═══ Data provided

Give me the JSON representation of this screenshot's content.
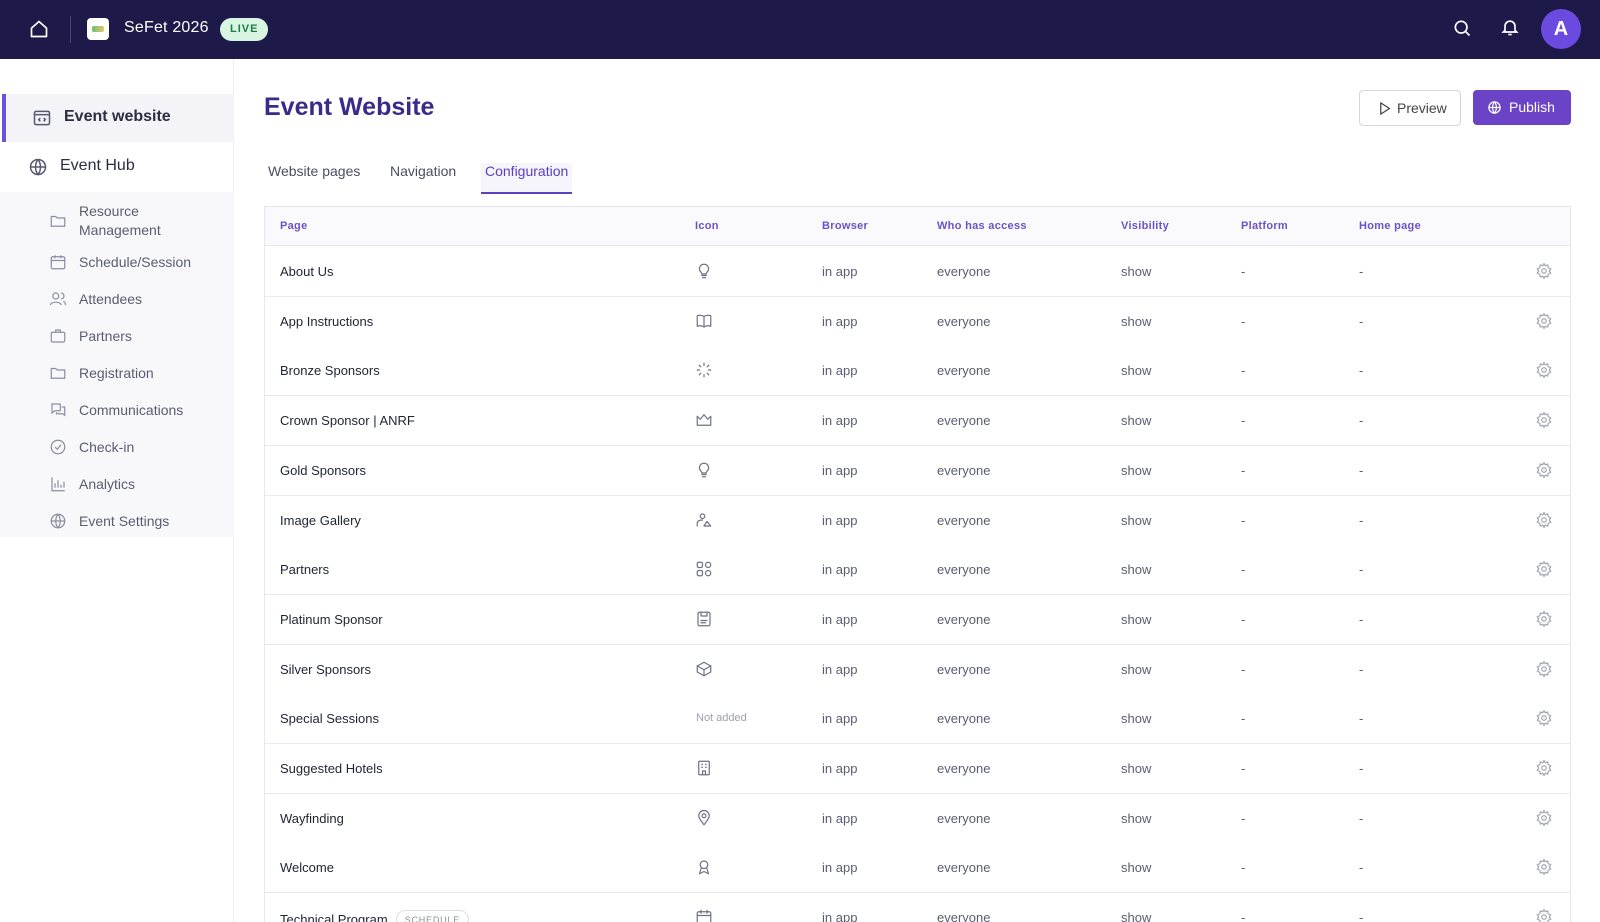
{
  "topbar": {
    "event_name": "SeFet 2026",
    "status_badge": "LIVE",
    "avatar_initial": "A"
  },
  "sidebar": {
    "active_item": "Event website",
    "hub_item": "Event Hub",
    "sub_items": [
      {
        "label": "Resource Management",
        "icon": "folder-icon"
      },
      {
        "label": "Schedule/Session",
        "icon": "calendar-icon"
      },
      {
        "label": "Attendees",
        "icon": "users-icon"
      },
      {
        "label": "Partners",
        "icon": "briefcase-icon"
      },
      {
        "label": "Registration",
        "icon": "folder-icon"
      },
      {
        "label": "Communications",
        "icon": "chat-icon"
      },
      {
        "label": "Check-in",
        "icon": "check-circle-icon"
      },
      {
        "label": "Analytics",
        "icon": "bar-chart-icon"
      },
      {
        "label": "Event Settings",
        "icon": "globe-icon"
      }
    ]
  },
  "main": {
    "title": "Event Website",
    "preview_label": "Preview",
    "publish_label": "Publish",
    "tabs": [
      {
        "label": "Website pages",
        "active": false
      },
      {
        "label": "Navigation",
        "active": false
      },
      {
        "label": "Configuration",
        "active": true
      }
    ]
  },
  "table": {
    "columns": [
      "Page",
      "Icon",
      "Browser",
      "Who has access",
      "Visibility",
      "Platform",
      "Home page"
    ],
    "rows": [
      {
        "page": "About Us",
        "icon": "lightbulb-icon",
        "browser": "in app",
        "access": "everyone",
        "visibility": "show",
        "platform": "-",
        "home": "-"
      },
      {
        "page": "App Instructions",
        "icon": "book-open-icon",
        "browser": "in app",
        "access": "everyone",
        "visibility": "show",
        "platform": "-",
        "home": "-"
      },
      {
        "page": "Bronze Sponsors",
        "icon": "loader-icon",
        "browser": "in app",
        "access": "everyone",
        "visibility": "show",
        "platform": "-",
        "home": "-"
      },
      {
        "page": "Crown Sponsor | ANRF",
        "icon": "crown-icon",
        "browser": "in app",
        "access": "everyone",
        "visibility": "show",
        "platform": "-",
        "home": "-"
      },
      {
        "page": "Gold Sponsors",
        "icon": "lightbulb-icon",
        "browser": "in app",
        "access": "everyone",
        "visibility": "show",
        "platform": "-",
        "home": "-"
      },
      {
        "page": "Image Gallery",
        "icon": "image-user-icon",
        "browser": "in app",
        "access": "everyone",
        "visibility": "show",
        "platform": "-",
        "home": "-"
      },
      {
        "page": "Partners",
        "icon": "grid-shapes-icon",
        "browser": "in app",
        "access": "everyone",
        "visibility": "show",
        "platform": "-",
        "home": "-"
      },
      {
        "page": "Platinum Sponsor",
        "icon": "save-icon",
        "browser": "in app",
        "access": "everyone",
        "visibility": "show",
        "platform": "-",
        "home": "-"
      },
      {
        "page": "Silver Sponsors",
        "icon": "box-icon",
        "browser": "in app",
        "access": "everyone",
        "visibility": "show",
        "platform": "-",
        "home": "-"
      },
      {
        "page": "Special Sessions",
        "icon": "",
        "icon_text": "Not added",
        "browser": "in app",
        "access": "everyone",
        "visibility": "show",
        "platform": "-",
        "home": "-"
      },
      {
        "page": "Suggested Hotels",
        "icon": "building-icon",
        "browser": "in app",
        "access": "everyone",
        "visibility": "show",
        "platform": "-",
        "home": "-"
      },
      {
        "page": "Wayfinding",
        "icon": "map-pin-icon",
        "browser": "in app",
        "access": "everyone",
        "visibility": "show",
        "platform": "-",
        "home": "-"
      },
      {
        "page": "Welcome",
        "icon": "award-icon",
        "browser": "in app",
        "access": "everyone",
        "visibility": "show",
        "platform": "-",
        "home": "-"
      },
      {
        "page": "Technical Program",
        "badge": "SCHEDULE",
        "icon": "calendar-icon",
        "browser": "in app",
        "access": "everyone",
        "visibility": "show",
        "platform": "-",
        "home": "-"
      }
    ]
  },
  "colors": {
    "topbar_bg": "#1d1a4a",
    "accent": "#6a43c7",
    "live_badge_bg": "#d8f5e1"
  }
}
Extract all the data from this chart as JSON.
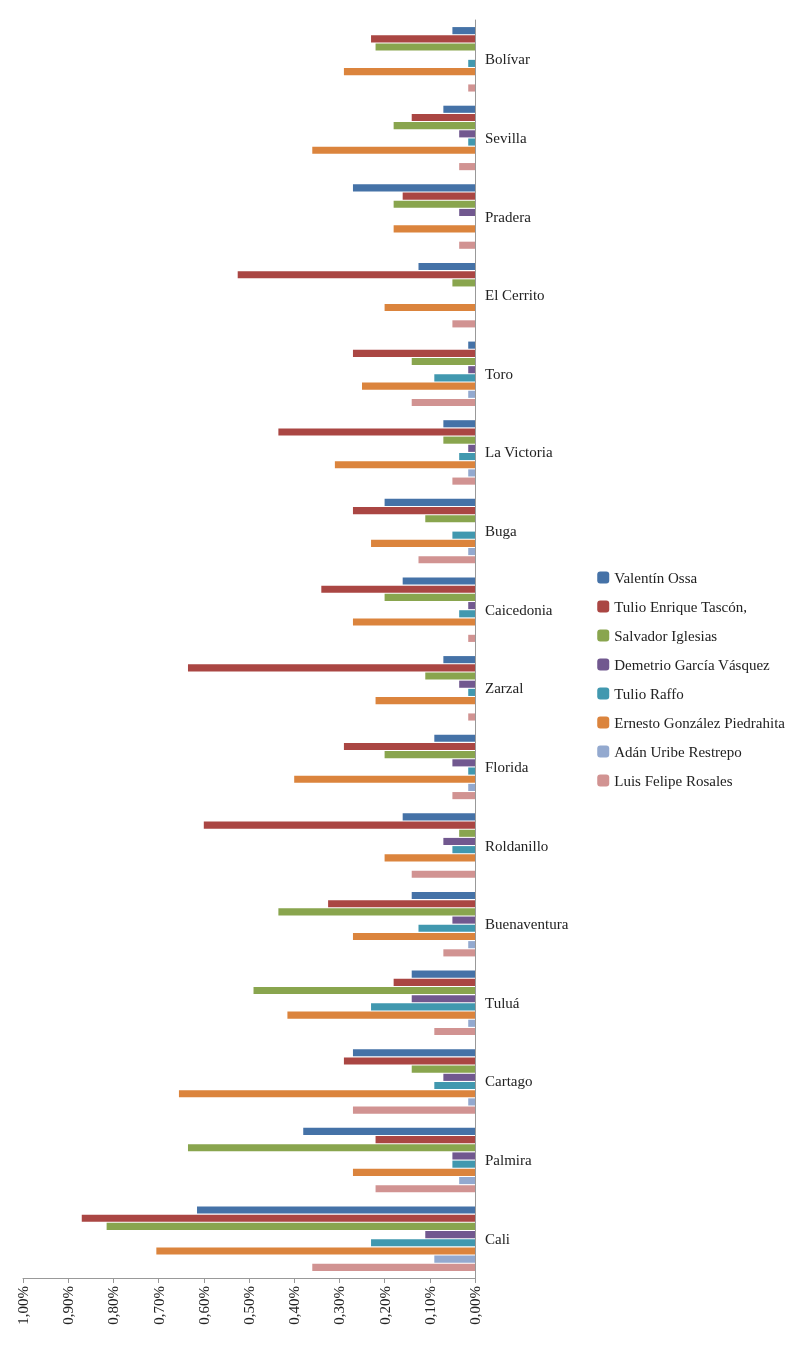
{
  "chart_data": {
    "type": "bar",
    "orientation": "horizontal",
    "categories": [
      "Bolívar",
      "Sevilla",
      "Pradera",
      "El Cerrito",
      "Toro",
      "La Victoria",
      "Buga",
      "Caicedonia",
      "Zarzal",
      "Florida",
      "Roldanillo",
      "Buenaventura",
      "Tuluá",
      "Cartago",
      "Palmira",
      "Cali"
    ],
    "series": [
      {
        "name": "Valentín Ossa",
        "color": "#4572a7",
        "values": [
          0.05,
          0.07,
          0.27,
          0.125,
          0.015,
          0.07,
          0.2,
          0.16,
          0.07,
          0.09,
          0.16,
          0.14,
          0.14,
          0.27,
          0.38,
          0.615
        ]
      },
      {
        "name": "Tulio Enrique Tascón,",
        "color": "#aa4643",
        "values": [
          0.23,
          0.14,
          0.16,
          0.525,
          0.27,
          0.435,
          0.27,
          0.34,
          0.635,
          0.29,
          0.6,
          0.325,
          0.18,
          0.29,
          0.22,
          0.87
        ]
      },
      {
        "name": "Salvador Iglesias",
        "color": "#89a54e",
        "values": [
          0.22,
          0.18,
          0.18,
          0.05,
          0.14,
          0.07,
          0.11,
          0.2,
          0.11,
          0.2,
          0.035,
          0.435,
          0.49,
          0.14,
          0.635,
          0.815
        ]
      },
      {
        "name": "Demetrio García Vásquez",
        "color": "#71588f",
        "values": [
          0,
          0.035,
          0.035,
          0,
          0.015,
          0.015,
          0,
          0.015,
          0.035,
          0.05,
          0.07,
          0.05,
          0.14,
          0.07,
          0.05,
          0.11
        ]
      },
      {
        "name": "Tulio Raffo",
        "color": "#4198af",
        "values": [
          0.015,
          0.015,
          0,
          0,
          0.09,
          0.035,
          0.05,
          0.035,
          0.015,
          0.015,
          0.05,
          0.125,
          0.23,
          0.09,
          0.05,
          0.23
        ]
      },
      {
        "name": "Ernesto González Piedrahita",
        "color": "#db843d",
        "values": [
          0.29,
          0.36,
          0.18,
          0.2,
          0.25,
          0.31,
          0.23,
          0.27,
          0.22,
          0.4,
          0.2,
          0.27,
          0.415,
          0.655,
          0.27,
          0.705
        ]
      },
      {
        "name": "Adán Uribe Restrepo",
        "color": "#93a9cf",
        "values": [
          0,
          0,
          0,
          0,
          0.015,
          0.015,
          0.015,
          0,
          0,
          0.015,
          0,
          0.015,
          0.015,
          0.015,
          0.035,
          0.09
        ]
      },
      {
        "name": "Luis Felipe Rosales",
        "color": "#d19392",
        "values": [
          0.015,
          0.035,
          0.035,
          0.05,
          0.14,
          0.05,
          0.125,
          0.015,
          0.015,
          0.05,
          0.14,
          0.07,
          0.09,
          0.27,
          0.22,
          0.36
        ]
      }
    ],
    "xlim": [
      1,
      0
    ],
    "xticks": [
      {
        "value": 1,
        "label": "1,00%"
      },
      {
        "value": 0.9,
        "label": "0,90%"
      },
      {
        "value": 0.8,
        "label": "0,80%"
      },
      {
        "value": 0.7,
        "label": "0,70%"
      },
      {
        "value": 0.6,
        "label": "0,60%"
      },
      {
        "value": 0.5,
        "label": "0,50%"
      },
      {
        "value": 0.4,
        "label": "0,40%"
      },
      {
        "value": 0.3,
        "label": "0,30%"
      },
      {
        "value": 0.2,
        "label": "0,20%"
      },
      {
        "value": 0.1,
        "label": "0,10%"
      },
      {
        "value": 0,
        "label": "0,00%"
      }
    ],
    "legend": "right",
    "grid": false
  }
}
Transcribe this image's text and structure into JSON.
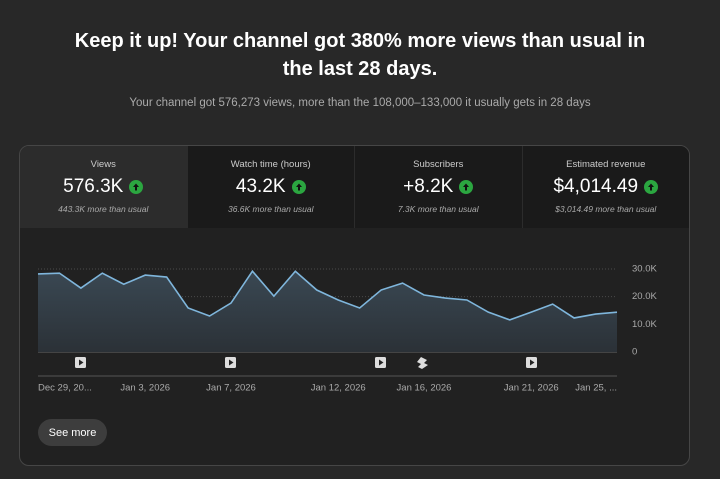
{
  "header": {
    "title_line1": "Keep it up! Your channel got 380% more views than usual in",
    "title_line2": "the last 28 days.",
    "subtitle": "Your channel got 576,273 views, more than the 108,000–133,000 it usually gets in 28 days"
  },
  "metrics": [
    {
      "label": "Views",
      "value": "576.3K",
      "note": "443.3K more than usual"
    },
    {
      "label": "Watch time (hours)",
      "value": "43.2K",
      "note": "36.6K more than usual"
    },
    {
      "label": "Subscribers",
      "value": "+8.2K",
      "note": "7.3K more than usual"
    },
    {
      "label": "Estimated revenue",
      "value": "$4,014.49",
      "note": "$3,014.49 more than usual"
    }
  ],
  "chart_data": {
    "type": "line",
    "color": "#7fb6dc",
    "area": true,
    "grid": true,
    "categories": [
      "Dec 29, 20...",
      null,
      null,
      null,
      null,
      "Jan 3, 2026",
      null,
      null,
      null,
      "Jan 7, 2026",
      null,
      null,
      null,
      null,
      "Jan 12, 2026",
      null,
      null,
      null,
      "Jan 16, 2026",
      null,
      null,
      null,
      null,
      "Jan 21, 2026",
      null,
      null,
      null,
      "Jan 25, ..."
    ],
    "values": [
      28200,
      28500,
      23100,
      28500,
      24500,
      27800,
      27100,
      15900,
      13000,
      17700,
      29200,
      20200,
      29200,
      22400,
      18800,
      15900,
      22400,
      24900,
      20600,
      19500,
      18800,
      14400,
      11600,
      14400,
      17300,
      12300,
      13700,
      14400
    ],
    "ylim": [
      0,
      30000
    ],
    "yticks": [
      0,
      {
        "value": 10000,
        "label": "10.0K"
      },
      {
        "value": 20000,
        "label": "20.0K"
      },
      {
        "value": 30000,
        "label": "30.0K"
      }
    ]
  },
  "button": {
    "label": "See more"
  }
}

══════

Problem to work on
Leave out every picture and write out exactly the lines running from the line containing "Transcribe this image's" to the end of the listing above.

Result of this task
Transcribe this image's text and structure into JSON.
{
  "header": {
    "title_line1": "Keep it up! Your channel got 380% more views than usual in",
    "title_line2": "the last 28 days.",
    "subtitle": "Your channel got 576,273 views, more than the 108,000–133,000 it usually gets in 28 days"
  },
  "metrics": [
    {
      "label": "Views",
      "value": "576.3K",
      "note": "443.3K more than usual"
    },
    {
      "label": "Watch time (hours)",
      "value": "43.2K",
      "note": "36.6K more than usual"
    },
    {
      "label": "Subscribers",
      "value": "+8.2K",
      "note": "7.3K more than usual"
    },
    {
      "label": "Estimated revenue",
      "value": "$4,014.49",
      "note": "$3,014.49 more than usual"
    }
  ],
  "chart_data": {
    "type": "line",
    "color": "#7fb6dc",
    "area": true,
    "grid": true,
    "categories": [
      "Dec 29, 20...",
      null,
      null,
      null,
      null,
      "Jan 3, 2026",
      null,
      null,
      null,
      "Jan 7, 2026",
      null,
      null,
      null,
      null,
      "Jan 12, 2026",
      null,
      null,
      null,
      "Jan 16, 2026",
      null,
      null,
      null,
      null,
      "Jan 21, 2026",
      null,
      null,
      null,
      "Jan 25, ..."
    ],
    "values": [
      28200,
      28500,
      23100,
      28500,
      24500,
      27800,
      27100,
      15900,
      13000,
      17700,
      29200,
      20200,
      29200,
      22400,
      18800,
      15900,
      22400,
      24900,
      20600,
      19500,
      18800,
      14400,
      11600,
      14400,
      17300,
      12300,
      13700,
      14400
    ],
    "ylim": [
      0,
      30000
    ],
    "yticks": [
      0,
      {
        "value": 10000,
        "label": "10.0K"
      },
      {
        "value": 20000,
        "label": "20.0K"
      },
      {
        "value": 30000,
        "label": "30.0K"
      }
    ]
  },
  "button": {
    "label": "See more"
  }
}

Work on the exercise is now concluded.